# What the task requires
State the number of lines that hold the string "humanos", with nothing added.

# Supplied material
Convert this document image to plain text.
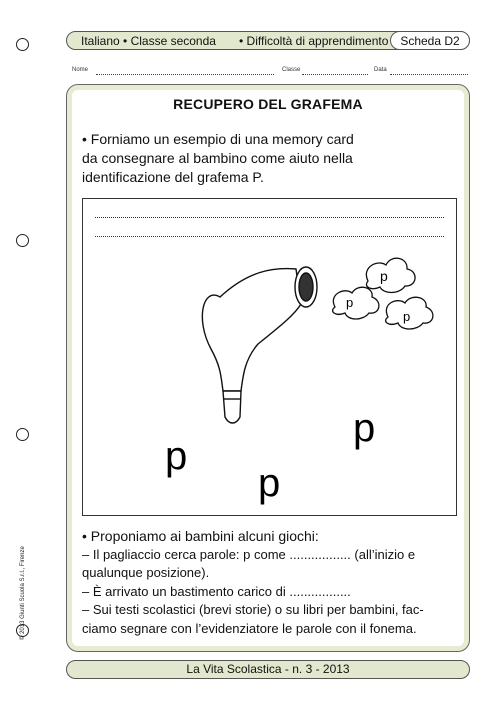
Italiano • Classe seconda • Difficoltà di apprendimento Scheda D2
Nome	Classe	Data
RECUPERO DEL GRAFEMA
• Forniamo un esempio di una memory card
da consegnare al bambino come aiuto nella
identificazione del grafema P.
p
p
p
p
p
p
• Proponiamo ai bambini alcuni giochi:
– Il pagliaccio cerca parole: p come ................. (all’inizio e
qualunque posizione).
– È arrivato un bastimento carico di .................
– Sui testi scolastici (brevi storie) o su libri per bambini, fac-
ciamo segnare con l’evidenziatore le parole con il fonema.
© 2013 Giunti Scuola S.r.l., Firenze
La Vita Scolastica - n. 3 - 2013
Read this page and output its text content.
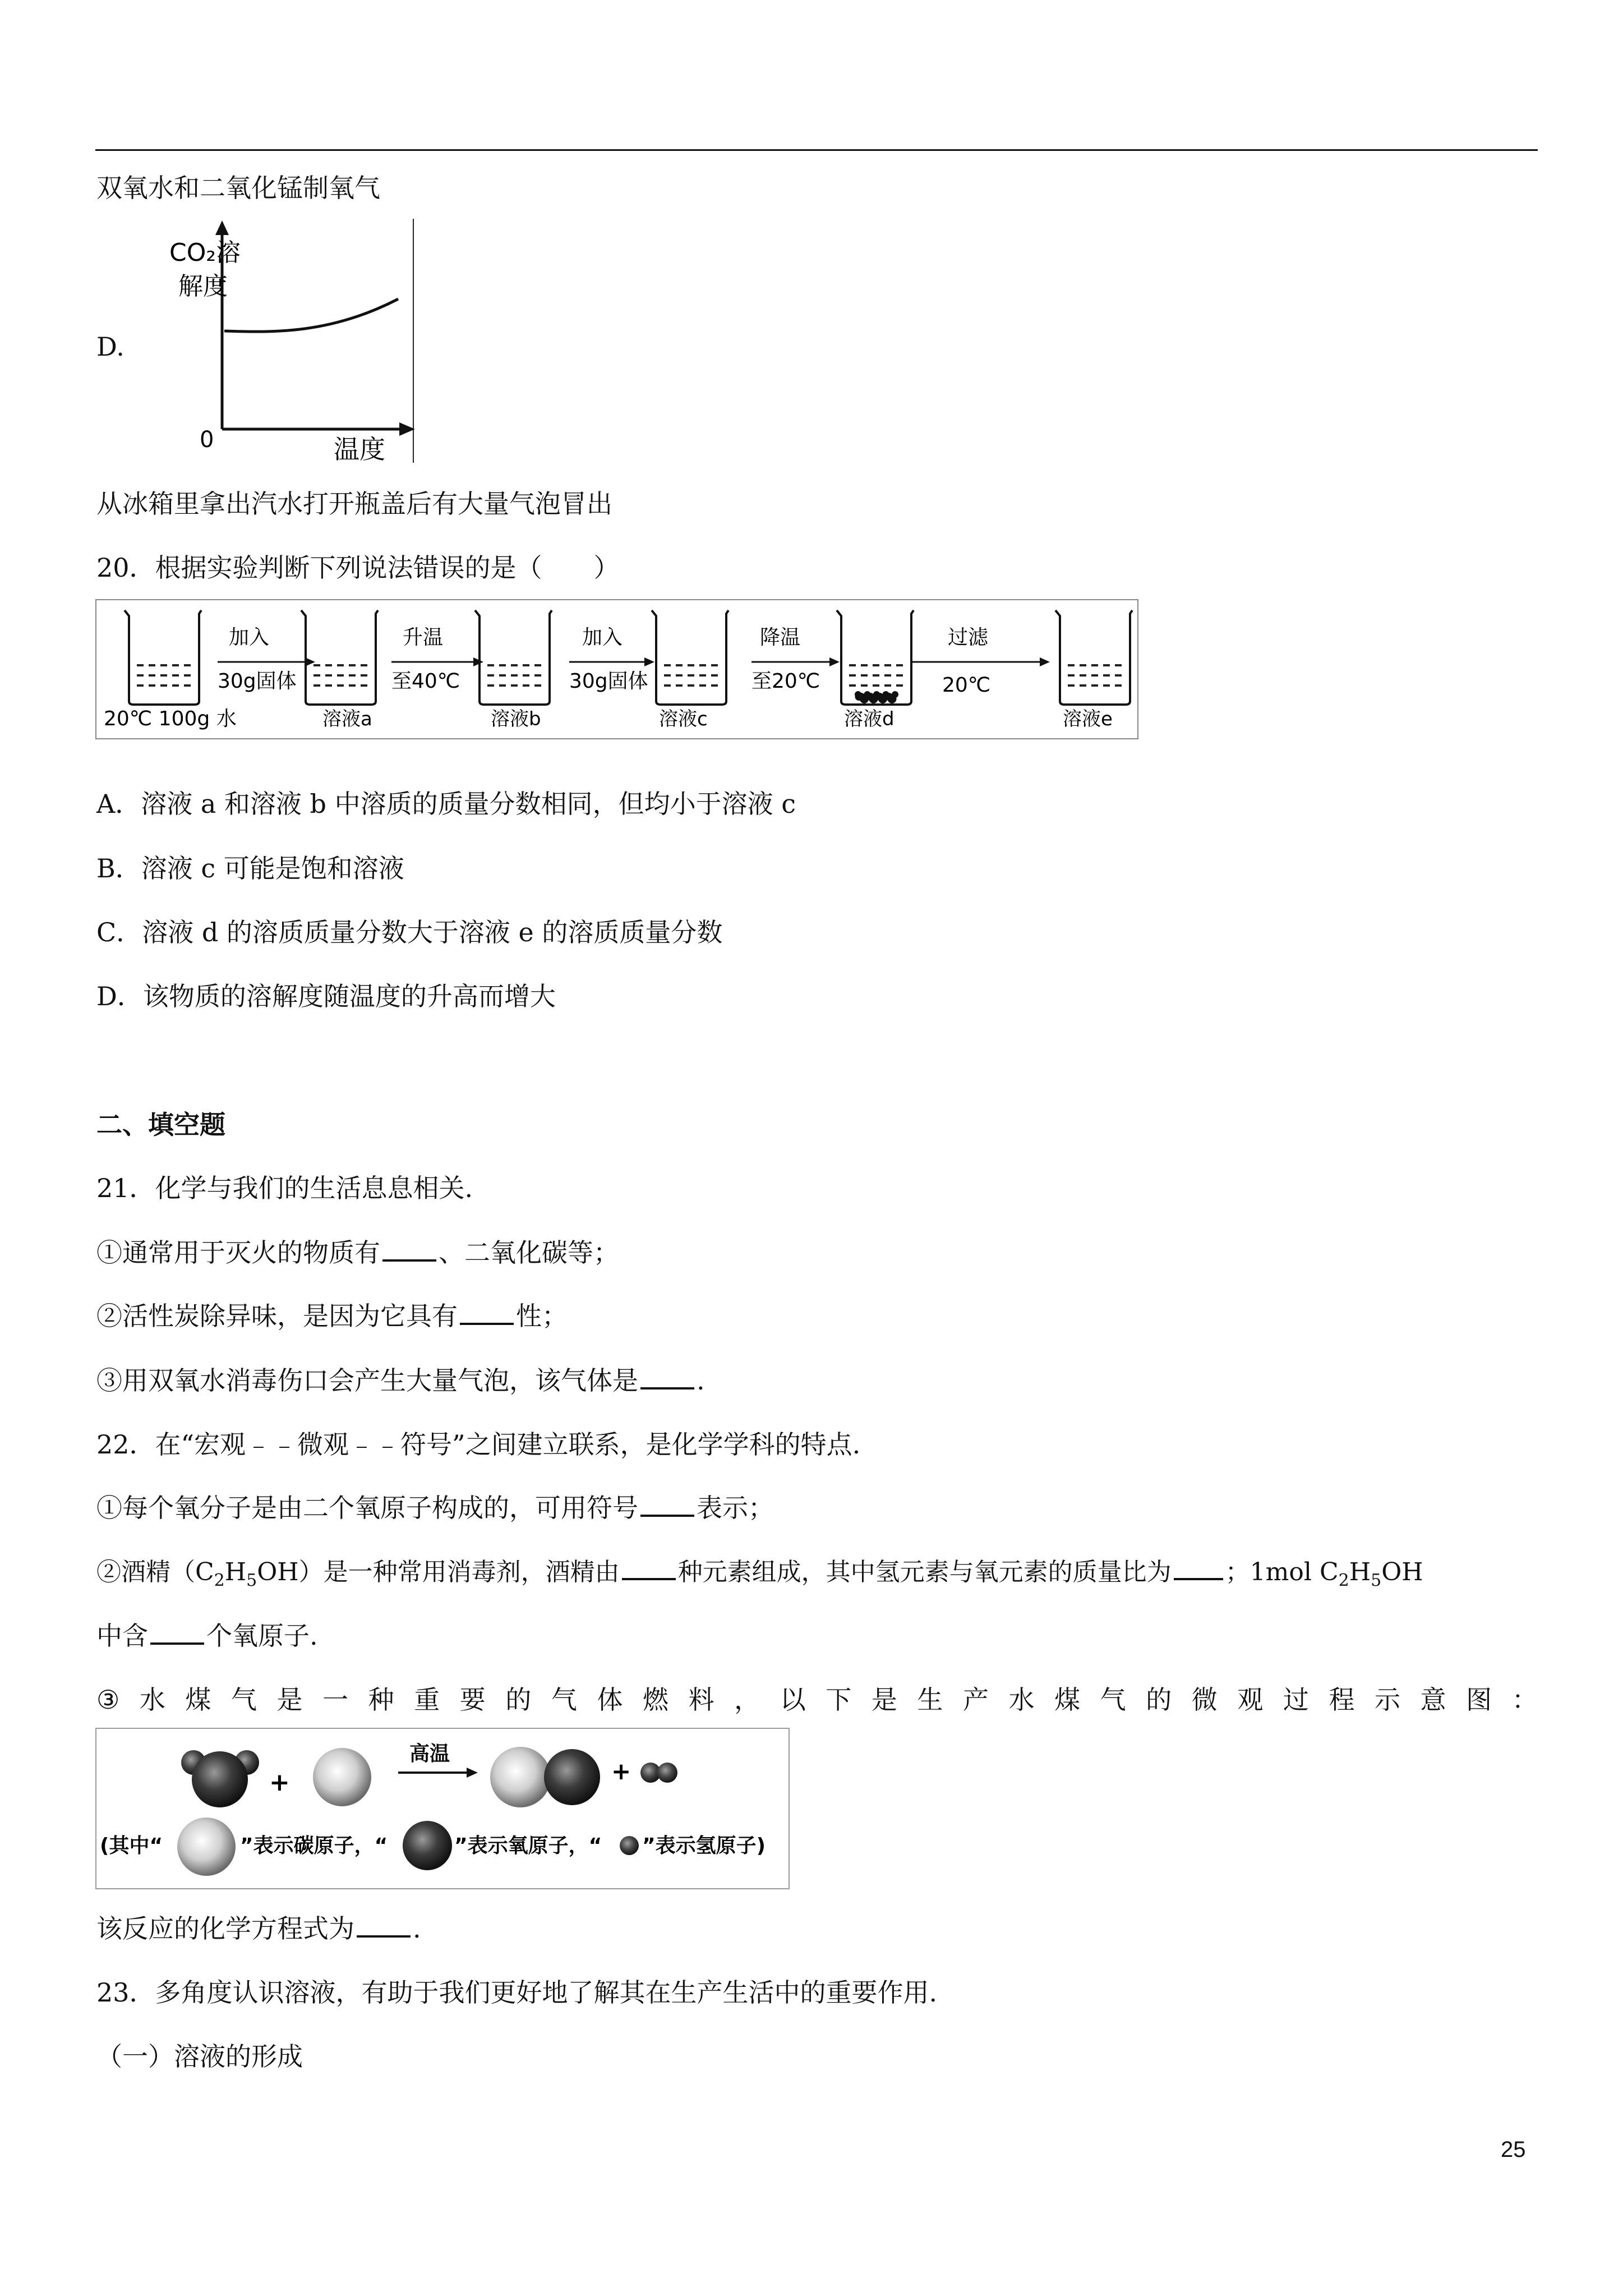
双氧水和二氧化锰制氧气
D.
CO₂溶
解度
0	温度
从冰箱里拿出汽水打开瓶盖后有大量气泡冒出
20．根据实验判断下列说法错误的是（　　）
20℃ 100g 水	溶液a	溶液b	溶液c	溶液d	溶液e
加入
30g固体
升温
至40℃
加入
30g固体
降温
至20℃
过滤
20℃
A．溶液 a 和溶液 b 中溶质的质量分数相同，但均小于溶液 c
B．溶液 c 可能是饱和溶液
C．溶液 d 的溶质质量分数大于溶液 e 的溶质质量分数
D．该物质的溶解度随温度的升高而增大
二、填空题
21．化学与我们的生活息息相关.
①通常用于灭火的物质有 、二氧化碳等；
②活性炭除异味，是因为它具有 性；
③用双氧水消毒伤口会产生大量气泡，该气体是 .
22．在“宏观﹣﹣微观﹣﹣符号”之间建立联系，是化学学科的特点.
①每个氧分子是由二个氧原子构成的，可用符号 表示；
②酒精$(C_2H_5OH)$是一种常用消毒剂，酒精由 种元素组成，其中氢元素与氧元素的质量比为 ；1mol $C_2H_5OH$
中含 个氧原子.
③ 水 煤 气 是 一 种 重 要 的 气 体 燃 料 ， 以 下 是 生 产 水 煤 气 的 微 观 过 程 示 意 图 ：
+
高温
+
(其中“	”表示碳原子，“	”表示氧原子，“ ”表示氢原子)
该反应的化学方程式为 .
23．多角度认识溶液，有助于我们更好地了解其在生产生活中的重要作用.
（一）溶液的形成
25
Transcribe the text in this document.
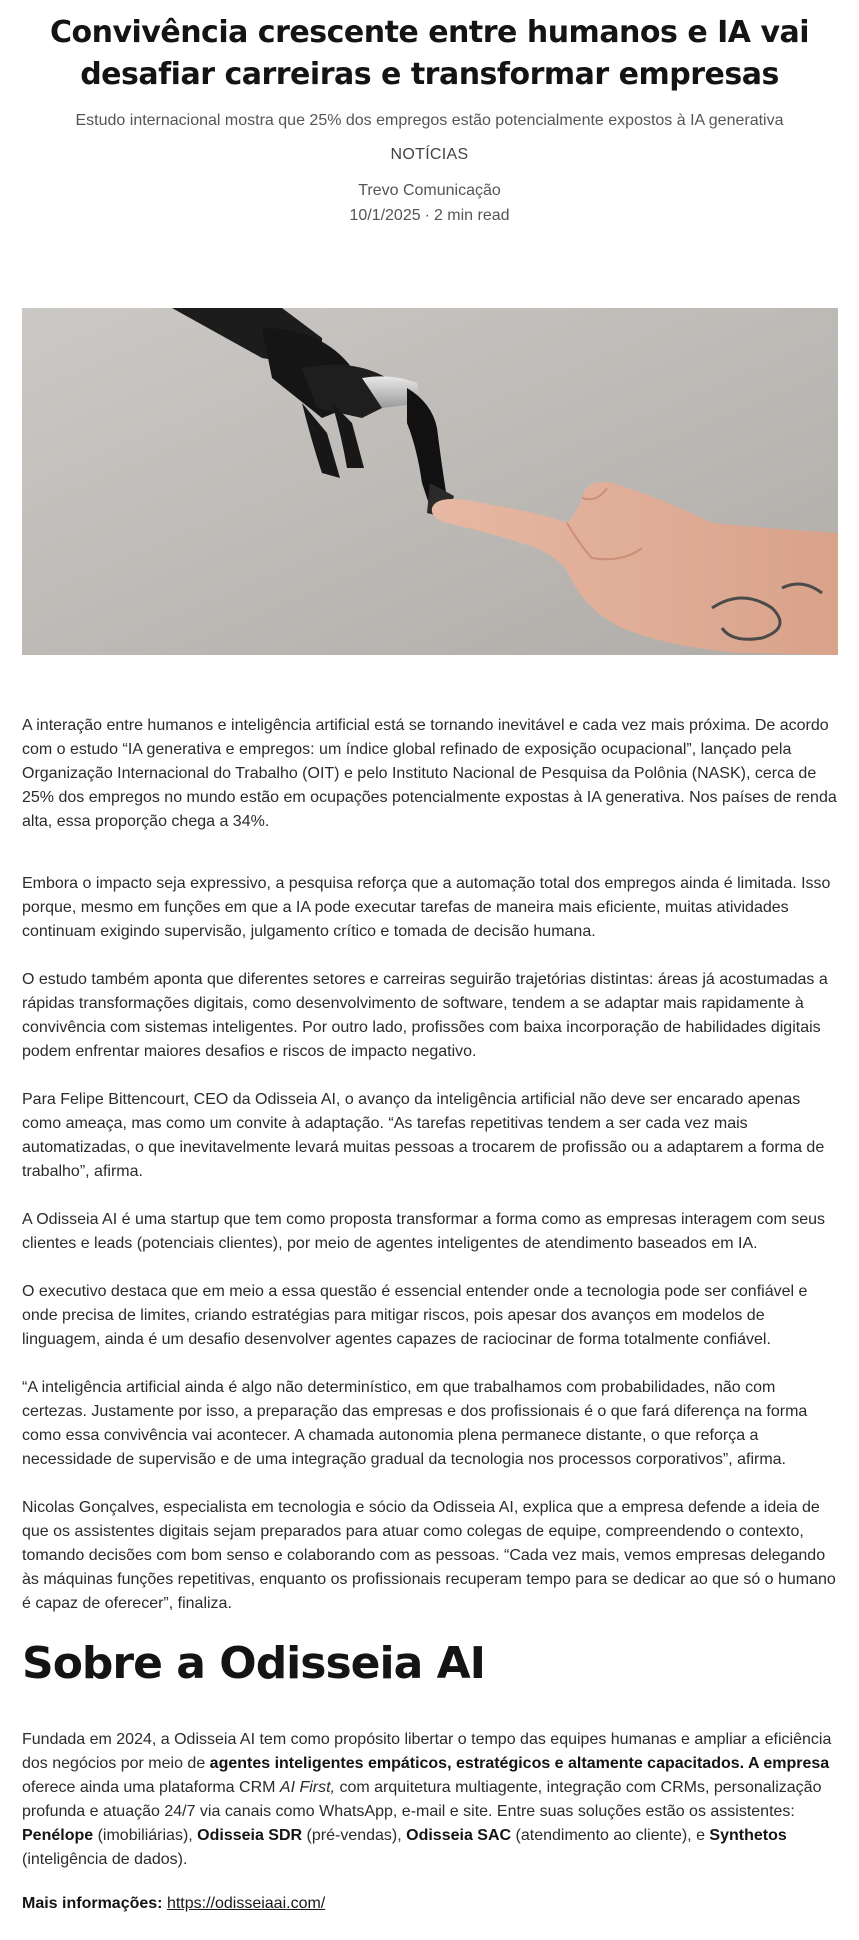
Convivência crescente entre humanos e IA vai desafiar carreiras e transformar empresas
Estudo internacional mostra que 25% dos empregos estão potencialmente expostos à IA generativa
NOTÍCIAS
Trevo Comunicação
10/1/2025 · 2 min read

A interação entre humanos e inteligência artificial está se tornando inevitável e cada vez mais próxima. De acordo com o estudo “IA generativa e empregos: um índice global refinado de exposição ocupacional”, lançado pela Organização Internacional do Trabalho (OIT) e pelo Instituto Nacional de Pesquisa da Polônia (NASK), cerca de 25% dos empregos no mundo estão em ocupações potencialmente expostas à IA generativa. Nos países de renda alta, essa proporção chega a 34%.

Embora o impacto seja expressivo, a pesquisa reforça que a automação total dos empregos ainda é limitada. Isso porque, mesmo em funções em que a IA pode executar tarefas de maneira mais eficiente, muitas atividades continuam exigindo supervisão, julgamento crítico e tomada de decisão humana.

O estudo também aponta que diferentes setores e carreiras seguirão trajetórias distintas: áreas já acostumadas a rápidas transformações digitais, como desenvolvimento de software, tendem a se adaptar mais rapidamente à convivência com sistemas inteligentes. Por outro lado, profissões com baixa incorporação de habilidades digitais podem enfrentar maiores desafios e riscos de impacto negativo.

Para Felipe Bittencourt, CEO da Odisseia AI, o avanço da inteligência artificial não deve ser encarado apenas como ameaça, mas como um convite à adaptação. “As tarefas repetitivas tendem a ser cada vez mais automatizadas, o que inevitavelmente levará muitas pessoas a trocarem de profissão ou a adaptarem a forma de trabalho”, afirma.

A Odisseia AI é uma startup que tem como proposta transformar a forma como as empresas interagem com seus clientes e leads (potenciais clientes), por meio de agentes inteligentes de atendimento baseados em IA.

O executivo destaca que em meio a essa questão é essencial entender onde a tecnologia pode ser confiável e onde precisa de limites, criando estratégias para mitigar riscos, pois apesar dos avanços em modelos de linguagem, ainda é um desafio desenvolver agentes capazes de raciocinar de forma totalmente confiável.

“A inteligência artificial ainda é algo não determinístico, em que trabalhamos com probabilidades, não com certezas. Justamente por isso, a preparação das empresas e dos profissionais é o que fará diferença na forma como essa convivência vai acontecer. A chamada autonomia plena permanece distante, o que reforça a necessidade de supervisão e de uma integração gradual da tecnologia nos processos corporativos”, afirma.

Nicolas Gonçalves, especialista em tecnologia e sócio da Odisseia AI, explica que a empresa defende a ideia de que os assistentes digitais sejam preparados para atuar como colegas de equipe, compreendendo o contexto, tomando decisões com bom senso e colaborando com as pessoas. “Cada vez mais, vemos empresas delegando às máquinas funções repetitivas, enquanto os profissionais recuperam tempo para se dedicar ao que só o humano é capaz de oferecer”, finaliza.

Sobre a Odisseia AI

Fundada em 2024, a Odisseia AI tem como propósito libertar o tempo das equipes humanas e ampliar a eficiência dos negócios por meio de agentes inteligentes empáticos, estratégicos e altamente capacitados. A empresa oferece ainda uma plataforma CRM AI First, com arquitetura multiagente, integração com CRMs, personalização profunda e atuação 24/7 via canais como WhatsApp, e-mail e site. Entre suas soluções estão os assistentes: Penélope (imobiliárias), Odisseia SDR (pré-vendas), Odisseia SAC (atendimento ao cliente), e Synthetos (inteligência de dados).

Mais informações: https://odisseiaai.com/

# Response below
2